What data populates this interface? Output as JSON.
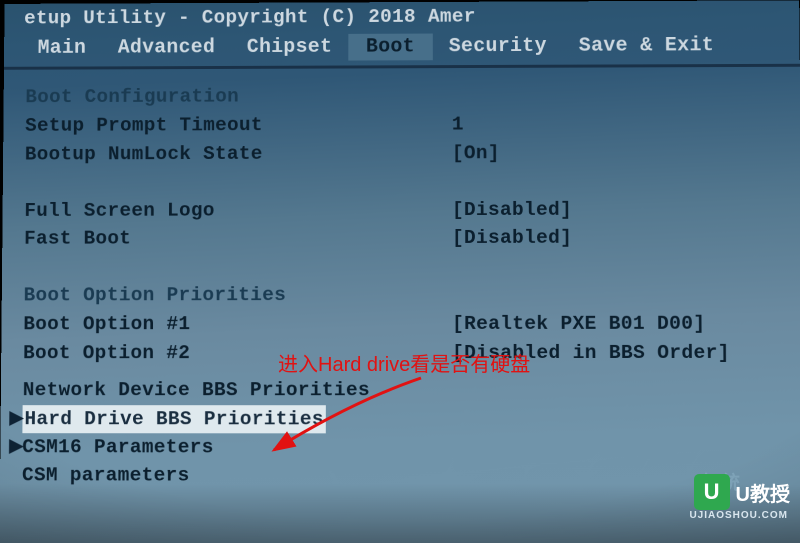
{
  "titlebar": "           etup Utility - Copyright (C) 2018 Amer",
  "menu": {
    "items": [
      "Main",
      "Advanced",
      "Chipset",
      "Boot",
      "Security",
      "Save & Exit"
    ],
    "active": "Boot"
  },
  "sections": {
    "boot_config": {
      "heading": "Boot Configuration",
      "setup_prompt_timeout": {
        "label": "Setup Prompt Timeout",
        "value": "1"
      },
      "bootup_numlock": {
        "label": "Bootup NumLock State",
        "value": "[On]"
      }
    },
    "display": {
      "full_screen_logo": {
        "label": "Full Screen Logo",
        "value": "[Disabled]"
      },
      "fast_boot": {
        "label": "Fast Boot",
        "value": "[Disabled]"
      }
    },
    "priorities": {
      "heading": "Boot Option Priorities",
      "opt1": {
        "label": "Boot Option #1",
        "value": "[Realtek PXE B01 D00]"
      },
      "opt2": {
        "label": "Boot Option #2",
        "value": "[Disabled in BBS Order]"
      }
    },
    "submenus": {
      "network": "Network Device BBS Priorities",
      "harddrive": "Hard Drive BBS Priorities",
      "csm16": "CSM16 Parameters",
      "csm": "CSM parameters"
    }
  },
  "annotation": {
    "text": "进入Hard drive看是否有硬盘"
  },
  "watermark": {
    "brand": "U教授",
    "badge": "U",
    "sub": "UJIAOSHOU.COM",
    "ghost": "电    统"
  }
}
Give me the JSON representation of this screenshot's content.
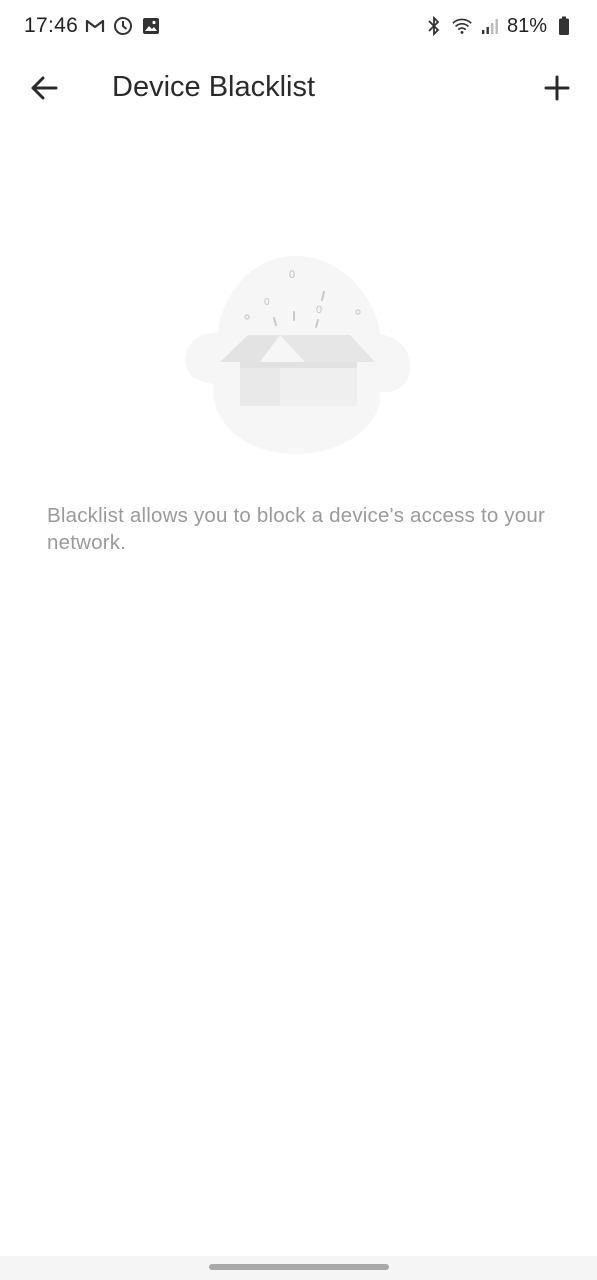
{
  "status_bar": {
    "time": "17:46",
    "battery": "81%",
    "left_icons": [
      "gmail-icon",
      "clock-icon",
      "gallery-icon"
    ],
    "right_icons": [
      "bluetooth-icon",
      "wifi-icon",
      "signal-icon",
      "battery-icon"
    ]
  },
  "app_bar": {
    "title": "Device Blacklist",
    "back_icon": "arrow-left-icon",
    "add_icon": "plus-icon"
  },
  "empty_state": {
    "illustration": "open-box-icon",
    "message": "Blacklist allows you to block a device's access to your network."
  },
  "colors": {
    "text_primary": "#2a2a2a",
    "text_secondary": "#9a9a9a",
    "background": "#ffffff"
  }
}
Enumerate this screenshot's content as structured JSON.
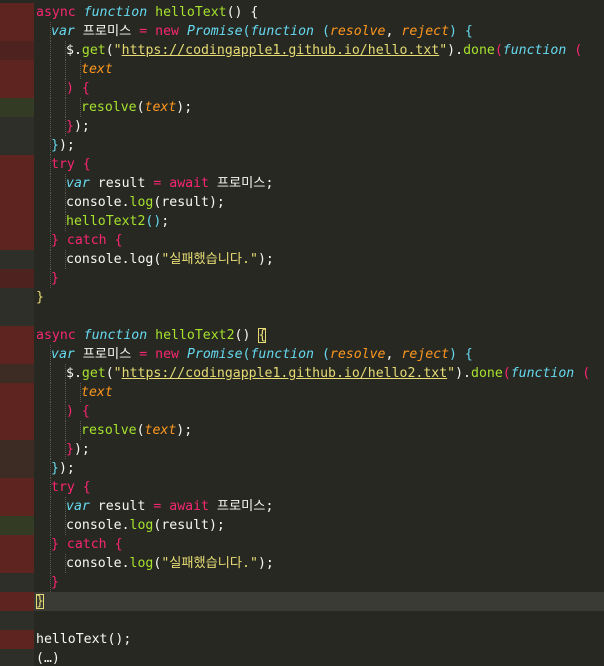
{
  "editor": {
    "theme_colors": {
      "background": "#272822",
      "current_line": "#3a3b34",
      "keyword": "#f92672",
      "storage": "#66d9ef",
      "function_name": "#a6e22e",
      "parameter": "#fd971f",
      "string": "#e6db74",
      "plain": "#f8f8f2"
    },
    "gutter_colors": [
      "#5e2420",
      "#4e231f",
      "#3c2c24",
      "#343b24",
      "#2f2f2a"
    ],
    "lines": [
      {
        "gutter": 0,
        "indent": 0,
        "tokens": [
          [
            "kw",
            "async"
          ],
          [
            "pl",
            " "
          ],
          [
            "st",
            "function"
          ],
          [
            "pl",
            " "
          ],
          [
            "fn",
            "helloText"
          ],
          [
            "pl",
            "() {"
          ]
        ]
      },
      {
        "gutter": 0,
        "indent": 1,
        "tokens": [
          [
            "st",
            "var"
          ],
          [
            "pl",
            " 프로미스 "
          ],
          [
            "kw",
            "="
          ],
          [
            "pl",
            " "
          ],
          [
            "kw",
            "new"
          ],
          [
            "pl",
            " "
          ],
          [
            "st",
            "Promise"
          ],
          [
            "br2",
            "("
          ],
          [
            "st",
            "function"
          ],
          [
            "pl",
            " "
          ],
          [
            "br2",
            "("
          ],
          [
            "pa",
            "resolve"
          ],
          [
            "pl",
            ", "
          ],
          [
            "pa",
            "reject"
          ],
          [
            "br2",
            ")"
          ],
          [
            "pl",
            " "
          ],
          [
            "br2",
            "{"
          ]
        ]
      },
      {
        "gutter": 1,
        "indent": 2,
        "tokens": [
          [
            "pl",
            "$."
          ],
          [
            "fn",
            "get"
          ],
          [
            "pl",
            "("
          ],
          [
            "sr",
            "\""
          ],
          [
            "sr-url",
            "https://codingapple1.github.io/hello.txt"
          ],
          [
            "sr",
            "\""
          ],
          [
            "pl",
            ")."
          ],
          [
            "fn",
            "done"
          ],
          [
            "br3",
            "("
          ],
          [
            "st",
            "function"
          ],
          [
            "pl",
            " "
          ],
          [
            "br3",
            "("
          ]
        ]
      },
      {
        "gutter": 0,
        "indent": 3,
        "tokens": [
          [
            "pa",
            "text"
          ]
        ]
      },
      {
        "gutter": 0,
        "indent": 2,
        "tokens": [
          [
            "br3",
            ")"
          ],
          [
            "pl",
            " "
          ],
          [
            "br3",
            "{"
          ]
        ]
      },
      {
        "gutter": 3,
        "indent": 3,
        "tokens": [
          [
            "fn",
            "resolve"
          ],
          [
            "br1",
            "("
          ],
          [
            "pa",
            "text"
          ],
          [
            "br1",
            ")"
          ],
          [
            "pl",
            ";"
          ]
        ]
      },
      {
        "gutter": 4,
        "indent": 2,
        "tokens": [
          [
            "br3",
            "}"
          ],
          [
            "pl",
            ");"
          ]
        ]
      },
      {
        "gutter": 4,
        "indent": 1,
        "tokens": [
          [
            "br2",
            "}"
          ],
          [
            "pl",
            ");"
          ]
        ]
      },
      {
        "gutter": 0,
        "indent": 1,
        "tokens": [
          [
            "kw",
            "try"
          ],
          [
            "pl",
            " "
          ],
          [
            "br3",
            "{"
          ]
        ]
      },
      {
        "gutter": 0,
        "indent": 2,
        "tokens": [
          [
            "st",
            "var"
          ],
          [
            "pl",
            " result "
          ],
          [
            "kw",
            "="
          ],
          [
            "pl",
            " "
          ],
          [
            "kw",
            "await"
          ],
          [
            "pl",
            " 프로미스;"
          ]
        ]
      },
      {
        "gutter": 0,
        "indent": 2,
        "tokens": [
          [
            "pl",
            "console."
          ],
          [
            "fn",
            "log"
          ],
          [
            "br1",
            "("
          ],
          [
            "pl",
            "result"
          ],
          [
            "br1",
            ")"
          ],
          [
            "pl",
            ";"
          ]
        ]
      },
      {
        "gutter": 0,
        "indent": 2,
        "tokens": [
          [
            "fn",
            "helloText2"
          ],
          [
            "br2",
            "()"
          ],
          [
            "pl",
            ";"
          ]
        ]
      },
      {
        "gutter": 0,
        "indent": 1,
        "tokens": [
          [
            "br3",
            "}"
          ],
          [
            "pl",
            " "
          ],
          [
            "kw",
            "catch"
          ],
          [
            "pl",
            " "
          ],
          [
            "br3",
            "{"
          ]
        ]
      },
      {
        "gutter": 4,
        "indent": 2,
        "tokens": [
          [
            "pl",
            "console."
          ],
          [
            "pl",
            "log"
          ],
          [
            "br1",
            "("
          ],
          [
            "sr",
            "\"실패했습니다.\""
          ],
          [
            "br1",
            ")"
          ],
          [
            "pl",
            ";"
          ]
        ]
      },
      {
        "gutter": 1,
        "indent": 1,
        "tokens": [
          [
            "br3",
            "}"
          ]
        ]
      },
      {
        "gutter": 4,
        "indent": 0,
        "tokens": [
          [
            "mark",
            "}"
          ]
        ]
      },
      {
        "gutter": 4,
        "indent": 0,
        "tokens": []
      },
      {
        "gutter": 0,
        "indent": 0,
        "tokens": [
          [
            "kw",
            "async"
          ],
          [
            "pl",
            " "
          ],
          [
            "st",
            "function"
          ],
          [
            "pl",
            " "
          ],
          [
            "fn",
            "helloText2"
          ],
          [
            "pl",
            "() "
          ],
          [
            "box",
            "{"
          ]
        ]
      },
      {
        "gutter": 0,
        "indent": 1,
        "tokens": [
          [
            "st",
            "var"
          ],
          [
            "pl",
            " 프로미스 "
          ],
          [
            "kw",
            "="
          ],
          [
            "pl",
            " "
          ],
          [
            "kw",
            "new"
          ],
          [
            "pl",
            " "
          ],
          [
            "st",
            "Promise"
          ],
          [
            "br2",
            "("
          ],
          [
            "st",
            "function"
          ],
          [
            "pl",
            " "
          ],
          [
            "br2",
            "("
          ],
          [
            "pa",
            "resolve"
          ],
          [
            "pl",
            ", "
          ],
          [
            "pa",
            "reject"
          ],
          [
            "br2",
            ")"
          ],
          [
            "pl",
            " "
          ],
          [
            "br2",
            "{"
          ]
        ]
      },
      {
        "gutter": 2,
        "indent": 2,
        "tokens": [
          [
            "pl",
            "$."
          ],
          [
            "fn",
            "get"
          ],
          [
            "pl",
            "("
          ],
          [
            "sr",
            "\""
          ],
          [
            "sr-url",
            "https://codingapple1.github.io/hello2.txt"
          ],
          [
            "sr",
            "\""
          ],
          [
            "pl",
            ")."
          ],
          [
            "fn",
            "done"
          ],
          [
            "br3",
            "("
          ],
          [
            "st",
            "function"
          ],
          [
            "pl",
            " "
          ],
          [
            "br3",
            "("
          ]
        ]
      },
      {
        "gutter": 0,
        "indent": 3,
        "tokens": [
          [
            "pa",
            "text"
          ]
        ]
      },
      {
        "gutter": 0,
        "indent": 2,
        "tokens": [
          [
            "br3",
            ")"
          ],
          [
            "pl",
            " "
          ],
          [
            "br3",
            "{"
          ]
        ]
      },
      {
        "gutter": 0,
        "indent": 3,
        "tokens": [
          [
            "fn",
            "resolve"
          ],
          [
            "br1",
            "("
          ],
          [
            "pa",
            "text"
          ],
          [
            "br1",
            ")"
          ],
          [
            "pl",
            ";"
          ]
        ]
      },
      {
        "gutter": 2,
        "indent": 2,
        "tokens": [
          [
            "br3",
            "}"
          ],
          [
            "pl",
            ");"
          ]
        ]
      },
      {
        "gutter": 2,
        "indent": 1,
        "tokens": [
          [
            "br2",
            "}"
          ],
          [
            "pl",
            ");"
          ]
        ]
      },
      {
        "gutter": 0,
        "indent": 1,
        "tokens": [
          [
            "kw",
            "try"
          ],
          [
            "pl",
            " "
          ],
          [
            "br3",
            "{"
          ]
        ]
      },
      {
        "gutter": 0,
        "indent": 2,
        "tokens": [
          [
            "st",
            "var"
          ],
          [
            "pl",
            " result "
          ],
          [
            "kw",
            "="
          ],
          [
            "pl",
            " "
          ],
          [
            "kw",
            "await"
          ],
          [
            "pl",
            " 프로미스;"
          ]
        ]
      },
      {
        "gutter": 3,
        "indent": 2,
        "tokens": [
          [
            "pl",
            "console."
          ],
          [
            "fn",
            "log"
          ],
          [
            "br1",
            "("
          ],
          [
            "pl",
            "result"
          ],
          [
            "br1",
            ")"
          ],
          [
            "pl",
            ";"
          ]
        ]
      },
      {
        "gutter": 0,
        "indent": 1,
        "tokens": [
          [
            "br3",
            "}"
          ],
          [
            "pl",
            " "
          ],
          [
            "kw",
            "catch"
          ],
          [
            "pl",
            " "
          ],
          [
            "br3",
            "{"
          ]
        ]
      },
      {
        "gutter": 0,
        "indent": 2,
        "tokens": [
          [
            "pl",
            "console."
          ],
          [
            "fn",
            "log"
          ],
          [
            "br1",
            "("
          ],
          [
            "sr",
            "\"실패했습니다.\""
          ],
          [
            "br1",
            ")"
          ],
          [
            "pl",
            ";"
          ]
        ]
      },
      {
        "gutter": 4,
        "indent": 1,
        "tokens": [
          [
            "br3",
            "}"
          ]
        ]
      },
      {
        "gutter": 0,
        "indent": 0,
        "current": true,
        "tokens": [
          [
            "box",
            "}"
          ]
        ]
      },
      {
        "gutter": 4,
        "indent": 0,
        "tokens": []
      },
      {
        "gutter": 0,
        "indent": 0,
        "tokens": [
          [
            "pl",
            "helloText();"
          ]
        ]
      },
      {
        "gutter": 4,
        "indent": 0,
        "tokens": [
          [
            "pl",
            "(…)"
          ]
        ]
      }
    ]
  }
}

SHORT TASK: Copy, from the material, each line that holds the string "Option".

THE SOLUTION:
      "heading": "Boot Option Priorities",
        "label": "Boot Option #1",
        "label": "Boot Option #2",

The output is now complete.